Exercise => In the records below, find each line containing the word "with" and copy it.

Extracted data entries =>
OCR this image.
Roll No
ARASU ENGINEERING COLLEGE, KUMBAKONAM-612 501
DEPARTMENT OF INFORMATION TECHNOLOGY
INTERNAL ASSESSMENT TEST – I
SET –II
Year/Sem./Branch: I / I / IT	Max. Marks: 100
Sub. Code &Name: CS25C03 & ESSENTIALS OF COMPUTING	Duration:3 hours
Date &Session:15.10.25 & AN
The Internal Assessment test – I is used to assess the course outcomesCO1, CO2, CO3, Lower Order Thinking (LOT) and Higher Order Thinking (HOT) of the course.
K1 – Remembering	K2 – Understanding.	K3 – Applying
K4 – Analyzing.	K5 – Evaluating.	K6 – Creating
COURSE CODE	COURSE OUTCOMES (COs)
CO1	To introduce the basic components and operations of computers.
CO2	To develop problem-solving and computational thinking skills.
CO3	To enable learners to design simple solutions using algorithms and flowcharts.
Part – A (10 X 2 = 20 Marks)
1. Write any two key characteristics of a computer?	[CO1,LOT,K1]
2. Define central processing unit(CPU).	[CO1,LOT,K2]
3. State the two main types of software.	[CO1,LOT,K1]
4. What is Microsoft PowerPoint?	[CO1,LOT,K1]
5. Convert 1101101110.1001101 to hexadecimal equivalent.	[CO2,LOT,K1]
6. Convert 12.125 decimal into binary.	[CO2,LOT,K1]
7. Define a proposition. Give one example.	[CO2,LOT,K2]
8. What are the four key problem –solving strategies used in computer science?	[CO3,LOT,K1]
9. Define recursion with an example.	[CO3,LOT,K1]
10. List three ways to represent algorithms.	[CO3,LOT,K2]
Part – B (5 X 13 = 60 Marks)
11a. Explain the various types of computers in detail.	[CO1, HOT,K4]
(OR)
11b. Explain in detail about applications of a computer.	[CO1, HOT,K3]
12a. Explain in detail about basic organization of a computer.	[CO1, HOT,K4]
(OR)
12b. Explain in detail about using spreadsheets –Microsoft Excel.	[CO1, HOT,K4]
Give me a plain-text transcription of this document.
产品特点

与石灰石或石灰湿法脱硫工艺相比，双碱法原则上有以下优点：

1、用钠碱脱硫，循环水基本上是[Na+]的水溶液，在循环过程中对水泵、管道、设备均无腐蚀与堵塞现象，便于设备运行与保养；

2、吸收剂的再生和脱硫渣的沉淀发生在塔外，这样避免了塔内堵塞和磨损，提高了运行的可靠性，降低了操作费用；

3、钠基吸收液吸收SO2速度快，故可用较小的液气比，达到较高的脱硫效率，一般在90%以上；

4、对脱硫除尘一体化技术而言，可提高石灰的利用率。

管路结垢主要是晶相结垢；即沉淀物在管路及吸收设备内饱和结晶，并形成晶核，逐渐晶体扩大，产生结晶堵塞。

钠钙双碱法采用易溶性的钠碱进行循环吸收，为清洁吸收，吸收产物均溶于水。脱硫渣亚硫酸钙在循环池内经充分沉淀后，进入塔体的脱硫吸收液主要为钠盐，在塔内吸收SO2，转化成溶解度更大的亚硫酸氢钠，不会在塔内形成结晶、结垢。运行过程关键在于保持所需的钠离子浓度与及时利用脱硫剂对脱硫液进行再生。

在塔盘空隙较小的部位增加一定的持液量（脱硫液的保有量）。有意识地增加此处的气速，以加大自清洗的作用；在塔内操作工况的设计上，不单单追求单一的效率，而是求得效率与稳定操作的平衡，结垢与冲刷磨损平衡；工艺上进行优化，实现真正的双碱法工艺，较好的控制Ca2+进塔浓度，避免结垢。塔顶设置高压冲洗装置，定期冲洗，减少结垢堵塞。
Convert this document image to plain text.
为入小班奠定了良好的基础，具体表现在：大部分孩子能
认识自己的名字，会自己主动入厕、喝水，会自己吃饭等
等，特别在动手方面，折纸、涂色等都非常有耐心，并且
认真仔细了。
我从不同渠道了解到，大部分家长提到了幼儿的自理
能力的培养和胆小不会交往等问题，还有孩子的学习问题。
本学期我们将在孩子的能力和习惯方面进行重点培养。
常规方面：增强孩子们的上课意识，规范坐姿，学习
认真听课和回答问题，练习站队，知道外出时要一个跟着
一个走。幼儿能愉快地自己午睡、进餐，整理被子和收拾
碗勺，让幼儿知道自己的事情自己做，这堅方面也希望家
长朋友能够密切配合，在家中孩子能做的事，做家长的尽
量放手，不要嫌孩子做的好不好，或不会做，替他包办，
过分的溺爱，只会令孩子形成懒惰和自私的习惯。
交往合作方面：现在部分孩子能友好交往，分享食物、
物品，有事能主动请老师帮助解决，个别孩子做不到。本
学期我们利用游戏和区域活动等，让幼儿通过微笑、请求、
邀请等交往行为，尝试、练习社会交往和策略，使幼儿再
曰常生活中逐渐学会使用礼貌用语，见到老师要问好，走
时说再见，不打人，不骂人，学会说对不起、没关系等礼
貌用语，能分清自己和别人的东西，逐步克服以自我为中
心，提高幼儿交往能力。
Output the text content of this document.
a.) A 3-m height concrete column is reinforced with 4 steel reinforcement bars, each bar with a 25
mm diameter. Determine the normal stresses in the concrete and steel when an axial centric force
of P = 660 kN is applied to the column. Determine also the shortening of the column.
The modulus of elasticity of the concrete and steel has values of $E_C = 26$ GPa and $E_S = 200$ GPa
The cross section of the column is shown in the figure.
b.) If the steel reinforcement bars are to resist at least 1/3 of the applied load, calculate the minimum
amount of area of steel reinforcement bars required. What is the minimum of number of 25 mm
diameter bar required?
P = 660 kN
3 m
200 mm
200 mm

Task answer =>
9. Define recursion with an example.	[CO3,LOT,K1]
a.) A 3-m height concrete column is reinforced with 4 steel reinforcement bars, each bar with a 25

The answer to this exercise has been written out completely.